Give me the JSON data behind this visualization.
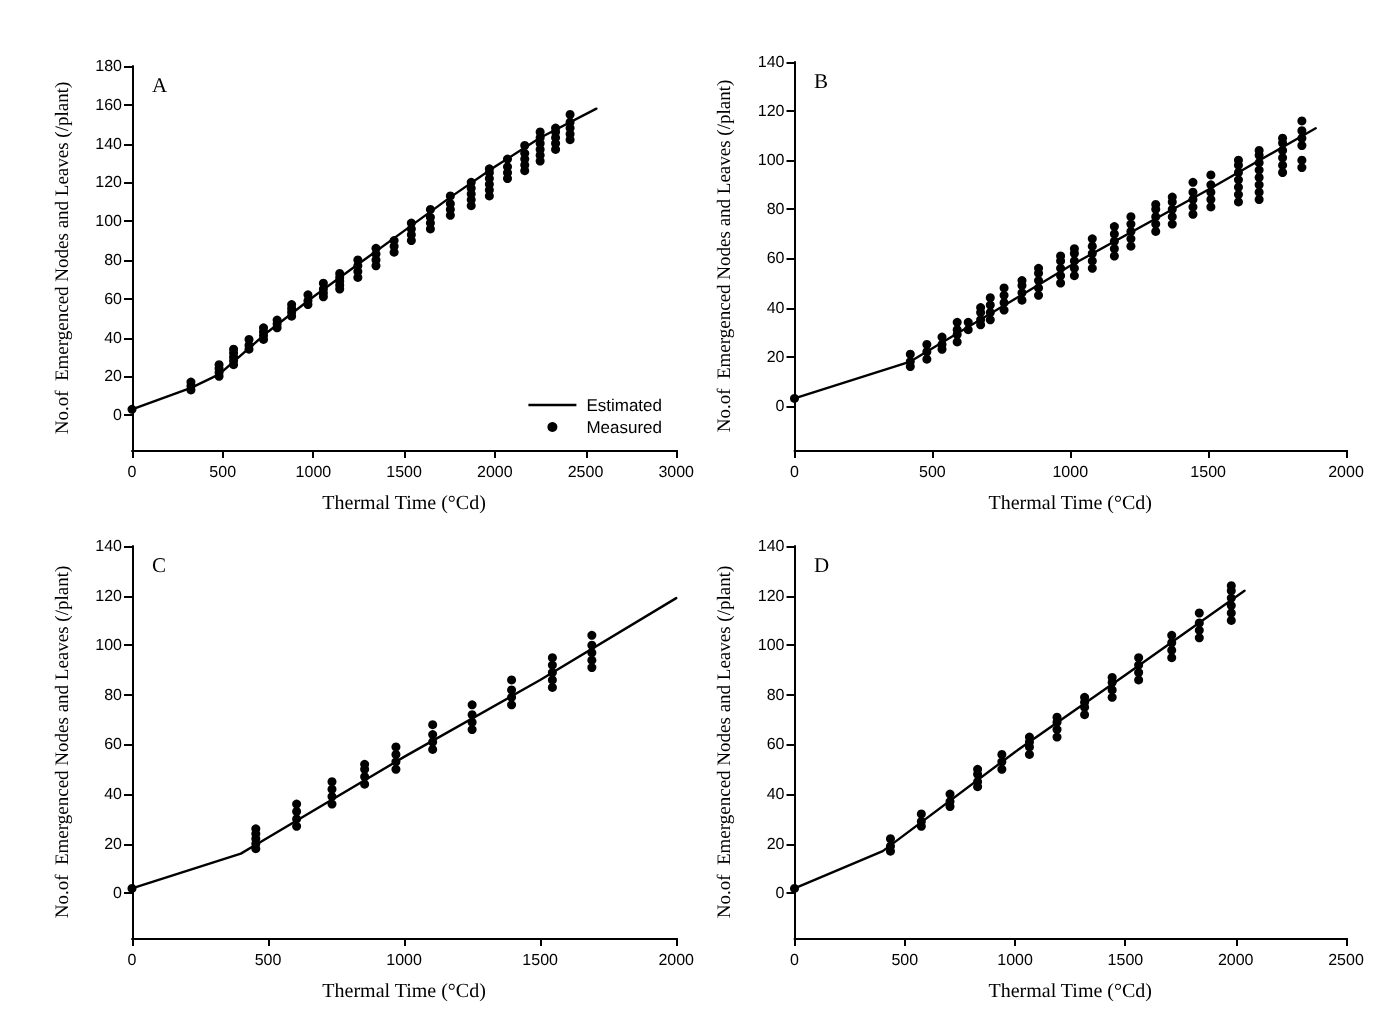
{
  "chart_data": [
    {
      "type": "scatter",
      "title": "A",
      "xlabel": "Thermal Time (°Cd)",
      "ylabel": "No.of  Emergenced Nodes and Leaves (/plant)",
      "xlim": [
        0,
        3000
      ],
      "xticks": [
        0,
        500,
        1000,
        1500,
        2000,
        2500,
        3000
      ],
      "ylim": [
        -18,
        180
      ],
      "yticks": [
        0,
        20,
        40,
        60,
        80,
        100,
        120,
        140,
        160,
        180
      ],
      "legend": "bottom right",
      "series": [
        {
          "name": "Estimated",
          "type": "line",
          "color": "#000000",
          "marker": "none",
          "x": [
            0,
            325,
            480,
            750,
            1000,
            1250,
            1500,
            1750,
            2000,
            2250,
            2560
          ],
          "values": [
            3,
            14,
            21,
            43,
            61,
            78,
            95,
            112,
            128,
            143,
            158
          ]
        },
        {
          "name": "Measured",
          "type": "scatter",
          "color": "#000000",
          "marker": "circle",
          "x": [
            0,
            325,
            325,
            325,
            480,
            480,
            480,
            480,
            560,
            560,
            560,
            560,
            560,
            645,
            645,
            645,
            725,
            725,
            725,
            725,
            800,
            800,
            800,
            880,
            880,
            880,
            880,
            970,
            970,
            970,
            1055,
            1055,
            1055,
            1055,
            1145,
            1145,
            1145,
            1145,
            1145,
            1245,
            1245,
            1245,
            1245,
            1345,
            1345,
            1345,
            1345,
            1445,
            1445,
            1445,
            1540,
            1540,
            1540,
            1540,
            1645,
            1645,
            1645,
            1645,
            1755,
            1755,
            1755,
            1755,
            1870,
            1870,
            1870,
            1870,
            1870,
            1970,
            1970,
            1970,
            1970,
            1970,
            1970,
            2070,
            2070,
            2070,
            2070,
            2165,
            2165,
            2165,
            2165,
            2165,
            2250,
            2250,
            2250,
            2250,
            2250,
            2250,
            2335,
            2335,
            2335,
            2335,
            2335,
            2415,
            2415,
            2415,
            2415,
            2415
          ],
          "values": [
            3,
            13,
            15,
            17,
            20,
            22,
            24,
            26,
            26,
            28,
            30,
            32,
            34,
            34,
            36,
            39,
            39,
            41,
            43,
            45,
            45,
            47,
            49,
            51,
            53,
            55,
            57,
            57,
            59,
            62,
            61,
            63,
            65,
            68,
            65,
            67,
            69,
            71,
            73,
            71,
            74,
            77,
            80,
            77,
            80,
            83,
            86,
            84,
            87,
            90,
            90,
            93,
            96,
            99,
            96,
            99,
            102,
            106,
            103,
            106,
            109,
            113,
            108,
            111,
            114,
            117,
            120,
            113,
            116,
            119,
            122,
            125,
            127,
            122,
            125,
            128,
            132,
            126,
            129,
            132,
            135,
            139,
            131,
            134,
            137,
            140,
            143,
            146,
            137,
            140,
            143,
            146,
            148,
            142,
            145,
            148,
            151,
            155
          ]
        }
      ]
    },
    {
      "type": "scatter",
      "title": "B",
      "xlabel": "Thermal Time (°Cd)",
      "ylabel": "No.of  Emergenced Nodes and Leaves (/plant)",
      "xlim": [
        0,
        2000
      ],
      "xticks": [
        0,
        500,
        1000,
        1500,
        2000
      ],
      "ylim": [
        -18,
        140
      ],
      "yticks": [
        0,
        20,
        40,
        60,
        80,
        100,
        120,
        140
      ],
      "series": [
        {
          "type": "line",
          "color": "#000000",
          "marker": "none",
          "x": [
            0,
            420,
            1000,
            1500,
            1890
          ],
          "values": [
            3,
            18,
            57,
            88,
            113
          ]
        },
        {
          "type": "scatter",
          "color": "#000000",
          "marker": "circle",
          "x": [
            0,
            420,
            420,
            420,
            480,
            480,
            480,
            535,
            535,
            535,
            590,
            590,
            590,
            590,
            630,
            630,
            675,
            675,
            675,
            675,
            710,
            710,
            710,
            710,
            760,
            760,
            760,
            760,
            825,
            825,
            825,
            825,
            885,
            885,
            885,
            885,
            885,
            965,
            965,
            965,
            965,
            965,
            1015,
            1015,
            1015,
            1015,
            1015,
            1080,
            1080,
            1080,
            1080,
            1080,
            1160,
            1160,
            1160,
            1160,
            1160,
            1220,
            1220,
            1220,
            1220,
            1220,
            1310,
            1310,
            1310,
            1310,
            1310,
            1370,
            1370,
            1370,
            1370,
            1370,
            1445,
            1445,
            1445,
            1445,
            1445,
            1510,
            1510,
            1510,
            1510,
            1510,
            1610,
            1610,
            1610,
            1610,
            1610,
            1610,
            1610,
            1685,
            1685,
            1685,
            1685,
            1685,
            1685,
            1685,
            1685,
            1770,
            1770,
            1770,
            1770,
            1770,
            1770,
            1840,
            1840,
            1840,
            1840,
            1840,
            1840
          ],
          "values": [
            3,
            16,
            18,
            21,
            19,
            22,
            25,
            23,
            25,
            28,
            26,
            29,
            31,
            34,
            31,
            34,
            33,
            35,
            38,
            40,
            35,
            38,
            41,
            44,
            39,
            42,
            45,
            48,
            43,
            46,
            49,
            51,
            45,
            48,
            51,
            54,
            56,
            50,
            53,
            56,
            59,
            61,
            53,
            56,
            59,
            62,
            64,
            56,
            59,
            62,
            65,
            68,
            61,
            64,
            67,
            70,
            73,
            65,
            68,
            71,
            74,
            77,
            71,
            74,
            77,
            80,
            82,
            74,
            77,
            80,
            83,
            85,
            78,
            81,
            84,
            87,
            91,
            81,
            84,
            87,
            90,
            94,
            83,
            86,
            89,
            92,
            95,
            98,
            100,
            84,
            87,
            90,
            93,
            96,
            99,
            102,
            104,
            95,
            98,
            101,
            104,
            107,
            109,
            97,
            100,
            106,
            109,
            112,
            116
          ]
        }
      ]
    },
    {
      "type": "scatter",
      "title": "C",
      "xlabel": "Thermal Time (°Cd)",
      "ylabel": "No.of  Emergenced Nodes and Leaves (/plant)",
      "xlim": [
        0,
        2000
      ],
      "xticks": [
        0,
        500,
        1000,
        1500,
        2000
      ],
      "ylim": [
        -18,
        140
      ],
      "yticks": [
        0,
        20,
        40,
        60,
        80,
        100,
        120,
        140
      ],
      "series": [
        {
          "type": "line",
          "color": "#000000",
          "marker": "none",
          "x": [
            0,
            400,
            1000,
            1500,
            2000
          ],
          "values": [
            2,
            16,
            55,
            86,
            119
          ]
        },
        {
          "type": "scatter",
          "color": "#000000",
          "marker": "circle",
          "x": [
            0,
            455,
            455,
            455,
            455,
            455,
            605,
            605,
            605,
            605,
            735,
            735,
            735,
            735,
            855,
            855,
            855,
            855,
            970,
            970,
            970,
            970,
            1105,
            1105,
            1105,
            1105,
            1250,
            1250,
            1250,
            1250,
            1395,
            1395,
            1395,
            1395,
            1545,
            1545,
            1545,
            1545,
            1545,
            1690,
            1690,
            1690,
            1690,
            1690
          ],
          "values": [
            2,
            18,
            20,
            22,
            24,
            26,
            27,
            30,
            33,
            36,
            36,
            39,
            42,
            45,
            44,
            47,
            50,
            52,
            50,
            53,
            56,
            59,
            58,
            61,
            64,
            68,
            66,
            69,
            72,
            76,
            76,
            79,
            82,
            86,
            83,
            86,
            89,
            92,
            95,
            91,
            94,
            97,
            100,
            104
          ]
        }
      ]
    },
    {
      "type": "scatter",
      "title": "D",
      "xlabel": "Thermal Time (°Cd)",
      "ylabel": "No.of  Emergenced Nodes and Leaves (/plant)",
      "xlim": [
        0,
        2500
      ],
      "xticks": [
        0,
        500,
        1000,
        1500,
        2000,
        2500
      ],
      "ylim": [
        -18,
        140
      ],
      "yticks": [
        0,
        20,
        40,
        60,
        80,
        100,
        120,
        140
      ],
      "series": [
        {
          "type": "line",
          "color": "#000000",
          "marker": "none",
          "x": [
            0,
            400,
            1000,
            1500,
            2040
          ],
          "values": [
            2,
            17,
            57,
            88,
            122
          ]
        },
        {
          "type": "scatter",
          "color": "#000000",
          "marker": "circle",
          "x": [
            0,
            435,
            435,
            435,
            575,
            575,
            575,
            705,
            705,
            705,
            830,
            830,
            830,
            830,
            940,
            940,
            940,
            1065,
            1065,
            1065,
            1065,
            1190,
            1190,
            1190,
            1190,
            1315,
            1315,
            1315,
            1315,
            1440,
            1440,
            1440,
            1440,
            1560,
            1560,
            1560,
            1560,
            1710,
            1710,
            1710,
            1710,
            1835,
            1835,
            1835,
            1835,
            1980,
            1980,
            1980,
            1980,
            1980,
            1980
          ],
          "values": [
            2,
            17,
            19,
            22,
            27,
            29,
            32,
            35,
            37,
            40,
            43,
            45,
            48,
            50,
            50,
            53,
            56,
            56,
            59,
            61,
            63,
            63,
            66,
            69,
            71,
            72,
            75,
            77,
            79,
            79,
            82,
            85,
            87,
            86,
            89,
            92,
            95,
            95,
            98,
            101,
            104,
            103,
            106,
            109,
            113,
            110,
            113,
            116,
            119,
            122,
            124
          ]
        }
      ]
    }
  ]
}
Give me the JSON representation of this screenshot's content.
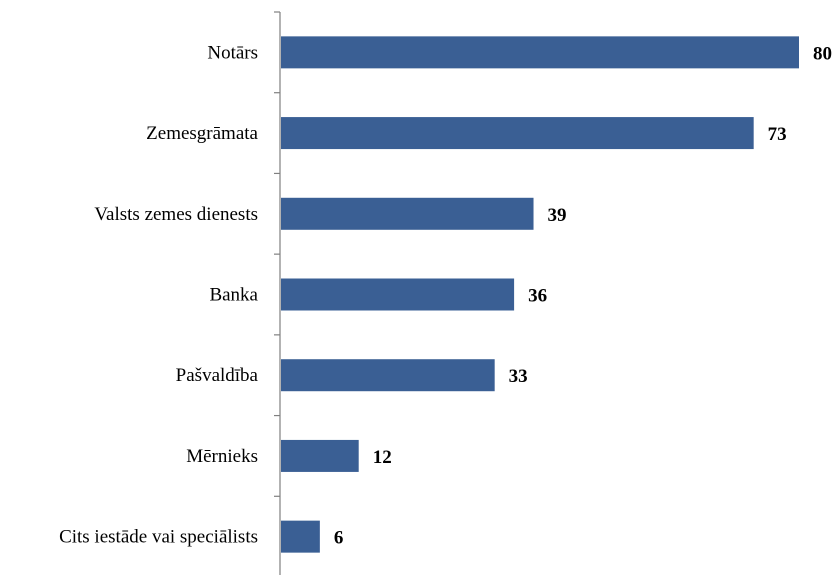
{
  "chart_data": {
    "type": "bar",
    "orientation": "horizontal",
    "title": "",
    "xlabel": "",
    "ylabel": "",
    "categories": [
      "Notārs",
      "Zemesgrāmata",
      "Valsts zemes dienests",
      "Banka",
      "Pašvaldība",
      "Mērnieks",
      "Cits iestāde vai speciālists"
    ],
    "values": [
      80,
      73,
      39,
      36,
      33,
      12,
      6
    ],
    "xlim": [
      0,
      80
    ],
    "grid": false,
    "legend": "none",
    "data_labels": true,
    "bar_color": "#3A5F94"
  }
}
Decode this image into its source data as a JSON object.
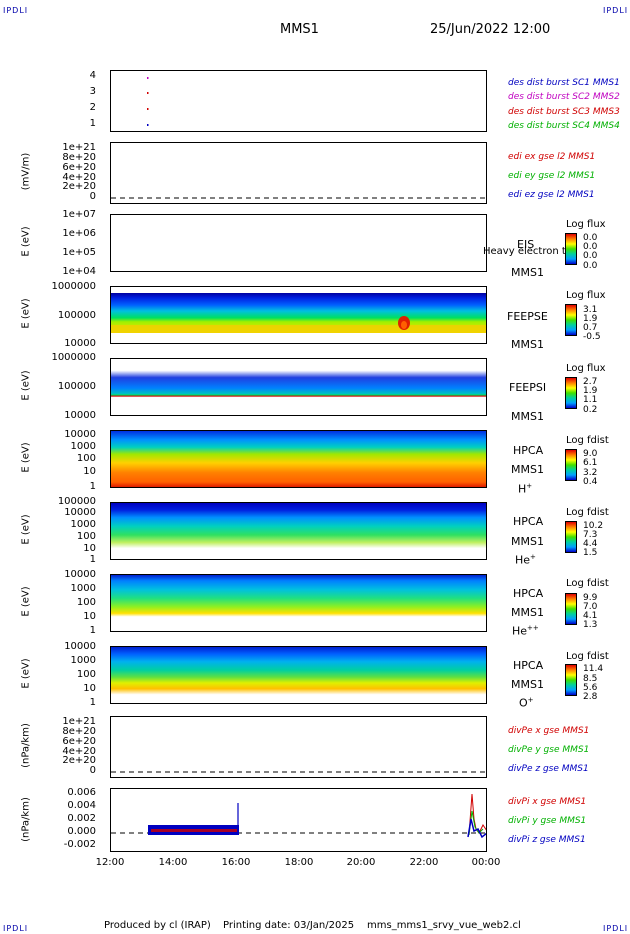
{
  "header": {
    "corner_label": "IPDLI",
    "spacecraft": "MMS1",
    "datetime": "25/Jun/2022 12:00"
  },
  "footer": {
    "produced_by": "Produced by cl (IRAP)",
    "printing_date": "Printing date: 03/Jan/2025",
    "script_name": "mms_mms1_srvy_vue_web2.cl"
  },
  "x_axis": {
    "ticks": [
      "12:00",
      "14:00",
      "16:00",
      "18:00",
      "20:00",
      "22:00",
      "00:00"
    ]
  },
  "panels": {
    "burst": {
      "yticks": [
        "4",
        "3",
        "2",
        "1"
      ],
      "legend": [
        {
          "text": "des dist burst SC1 MMS1",
          "color": "#0000c0"
        },
        {
          "text": "des dist burst SC2 MMS2",
          "color": "#c000c0"
        },
        {
          "text": "des dist burst SC3 MMS3",
          "color": "#d00000"
        },
        {
          "text": "des dist burst SC4 MMS4",
          "color": "#00b000"
        }
      ]
    },
    "edi": {
      "ylabel": "(mV/m)",
      "yticks": [
        "1e+21",
        "8e+20",
        "6e+20",
        "4e+20",
        "2e+20",
        "0"
      ],
      "legend": [
        {
          "text": "edi ex gse l2 MMS1",
          "color": "#d00000"
        },
        {
          "text": "edi ey gse l2 MMS1",
          "color": "#00b000"
        },
        {
          "text": "edi ez gse l2 MMS1",
          "color": "#0000c0"
        }
      ]
    },
    "eis": {
      "ylabel": "E (eV)",
      "yticks": [
        "1e+07",
        "1e+06",
        "1e+05",
        "1e+04"
      ],
      "instrument": "EIS",
      "overlay": "Heavy electron to",
      "spacecraft": "MMS1",
      "cbar_title": "Log flux",
      "cbar_values": [
        "0.0",
        "0.0",
        "0.0",
        "0.0"
      ]
    },
    "feepse": {
      "ylabel": "E (eV)",
      "yticks": [
        "1000000",
        "100000",
        "10000"
      ],
      "instrument": "FEEPSE",
      "spacecraft": "MMS1",
      "cbar_title": "Log flux",
      "cbar_values": [
        "3.1",
        "1.9",
        "0.7",
        "-0.5"
      ]
    },
    "feepsi": {
      "ylabel": "E (eV)",
      "yticks": [
        "1000000",
        "100000",
        "10000"
      ],
      "instrument": "FEEPSI",
      "spacecraft": "MMS1",
      "cbar_title": "Log flux",
      "cbar_values": [
        "2.7",
        "1.9",
        "1.1",
        "0.2"
      ]
    },
    "hpca_h": {
      "ylabel": "E (eV)",
      "yticks": [
        "10000",
        "1000",
        "100",
        "10",
        "1"
      ],
      "instrument": "HPCA",
      "spacecraft": "MMS1",
      "species": "H",
      "charge": "+",
      "cbar_title": "Log fdist",
      "cbar_values": [
        "9.0",
        "6.1",
        "3.2",
        "0.4"
      ]
    },
    "hpca_he": {
      "ylabel": "E (eV)",
      "yticks": [
        "100000",
        "10000",
        "1000",
        "100",
        "10",
        "1"
      ],
      "instrument": "HPCA",
      "spacecraft": "MMS1",
      "species": "He",
      "charge": "+",
      "cbar_title": "Log fdist",
      "cbar_values": [
        "10.2",
        "7.3",
        "4.4",
        "1.5"
      ]
    },
    "hpca_he2": {
      "ylabel": "E (eV)",
      "yticks": [
        "10000",
        "1000",
        "100",
        "10",
        "1"
      ],
      "instrument": "HPCA",
      "spacecraft": "MMS1",
      "species": "He",
      "charge": "++",
      "cbar_title": "Log fdist",
      "cbar_values": [
        "9.9",
        "7.0",
        "4.1",
        "1.3"
      ]
    },
    "hpca_o": {
      "ylabel": "E (eV)",
      "yticks": [
        "10000",
        "1000",
        "100",
        "10",
        "1"
      ],
      "instrument": "HPCA",
      "spacecraft": "MMS1",
      "species": "O",
      "charge": "+",
      "cbar_title": "Log fdist",
      "cbar_values": [
        "11.4",
        "8.5",
        "5.6",
        "2.8"
      ]
    },
    "divpe": {
      "ylabel": "(nPa/km)",
      "yticks": [
        "1e+21",
        "8e+20",
        "6e+20",
        "4e+20",
        "2e+20",
        "0"
      ],
      "legend": [
        {
          "text": "divPe x gse MMS1",
          "color": "#d00000"
        },
        {
          "text": "divPe y gse MMS1",
          "color": "#00b000"
        },
        {
          "text": "divPe z gse MMS1",
          "color": "#0000c0"
        }
      ]
    },
    "divpi": {
      "ylabel": "(nPa/km)",
      "yticks": [
        "0.006",
        "0.004",
        "0.002",
        "0.000",
        "-0.002"
      ],
      "legend": [
        {
          "text": "divPi x gse MMS1",
          "color": "#d00000"
        },
        {
          "text": "divPi y gse MMS1",
          "color": "#00b000"
        },
        {
          "text": "divPi z gse MMS1",
          "color": "#0000c0"
        }
      ]
    }
  },
  "chart_data": [
    {
      "type": "scatter",
      "panel": "burst",
      "series": [
        {
          "name": "des dist burst SC1 MMS1",
          "x": [
            "13:10"
          ],
          "y": [
            1
          ]
        },
        {
          "name": "des dist burst SC2 MMS2",
          "x": [
            "13:10"
          ],
          "y": [
            4
          ]
        },
        {
          "name": "des dist burst SC3 MMS3",
          "x": [
            "13:10"
          ],
          "y": [
            3
          ]
        },
        {
          "name": "des dist burst SC4 MMS4",
          "x": [],
          "y": []
        }
      ],
      "ylim": [
        0.5,
        4.5
      ]
    },
    {
      "type": "line",
      "panel": "edi",
      "series": [
        {
          "name": "edi ex gse l2 MMS1",
          "values": []
        },
        {
          "name": "edi ey gse l2 MMS1",
          "values": []
        },
        {
          "name": "edi ez gse l2 MMS1",
          "values": []
        }
      ],
      "ylim": [
        0,
        1e+21
      ]
    },
    {
      "type": "heatmap",
      "panel": "eis",
      "yscale": "log",
      "ylim": [
        10000.0,
        10000000.0
      ],
      "values": []
    },
    {
      "type": "heatmap",
      "panel": "feepse",
      "yscale": "log",
      "ylim": [
        10000.0,
        1000000.0
      ],
      "colorbar": [
        -0.5,
        3.1
      ]
    },
    {
      "type": "heatmap",
      "panel": "feepsi",
      "yscale": "log",
      "ylim": [
        10000.0,
        1000000.0
      ],
      "colorbar": [
        0.2,
        2.7
      ]
    },
    {
      "type": "heatmap",
      "panel": "hpca_h",
      "yscale": "log",
      "ylim": [
        1,
        30000.0
      ],
      "colorbar": [
        0.4,
        9.0
      ]
    },
    {
      "type": "heatmap",
      "panel": "hpca_he",
      "yscale": "log",
      "ylim": [
        1,
        100000.0
      ],
      "colorbar": [
        1.5,
        10.2
      ]
    },
    {
      "type": "heatmap",
      "panel": "hpca_he2",
      "yscale": "log",
      "ylim": [
        1,
        30000.0
      ],
      "colorbar": [
        1.3,
        9.9
      ]
    },
    {
      "type": "heatmap",
      "panel": "hpca_o",
      "yscale": "log",
      "ylim": [
        1,
        30000.0
      ],
      "colorbar": [
        2.8,
        11.4
      ]
    },
    {
      "type": "line",
      "panel": "divpe",
      "series": [
        {
          "name": "divPe x gse MMS1",
          "values": []
        },
        {
          "name": "divPe y gse MMS1",
          "values": []
        },
        {
          "name": "divPe z gse MMS1",
          "values": []
        }
      ],
      "ylim": [
        0,
        1e+21
      ]
    },
    {
      "type": "line",
      "panel": "divpi",
      "ylim": [
        -0.002,
        0.0065
      ],
      "series": [
        {
          "name": "divPi x gse MMS1",
          "x": [
            "13:10",
            "16:00",
            "23:40",
            "23:50",
            "00:00"
          ],
          "y": [
            0.0003,
            0.0003,
            0.006,
            0.003,
            0.001
          ]
        },
        {
          "name": "divPi y gse MMS1",
          "x": [
            "13:10",
            "16:00",
            "23:40",
            "00:00"
          ],
          "y": [
            0.0002,
            0.0002,
            0.003,
            0.0005
          ]
        },
        {
          "name": "divPi z gse MMS1",
          "x": [
            "13:10",
            "16:00",
            "16:05",
            "23:40",
            "00:00"
          ],
          "y": [
            0.0002,
            0.0002,
            0.0045,
            0.002,
            0.0
          ]
        }
      ]
    }
  ]
}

- - -

THE TASK: Pull out every line above that holds the word "burst".

COMPLETED EXERCISE:
    "burst": {
          "text": "des dist burst SC1 MMS1",
          "text": "des dist burst SC2 MMS2",
          "text": "des dist burst SC3 MMS3",
          "text": "des dist burst SC4 MMS4",
      "panel": "burst",
          "name": "des dist burst SC1 MMS1",
          "name": "des dist burst SC2 MMS2",
          "name": "des dist burst SC3 MMS3",
          "name": "des dist burst SC4 MMS4",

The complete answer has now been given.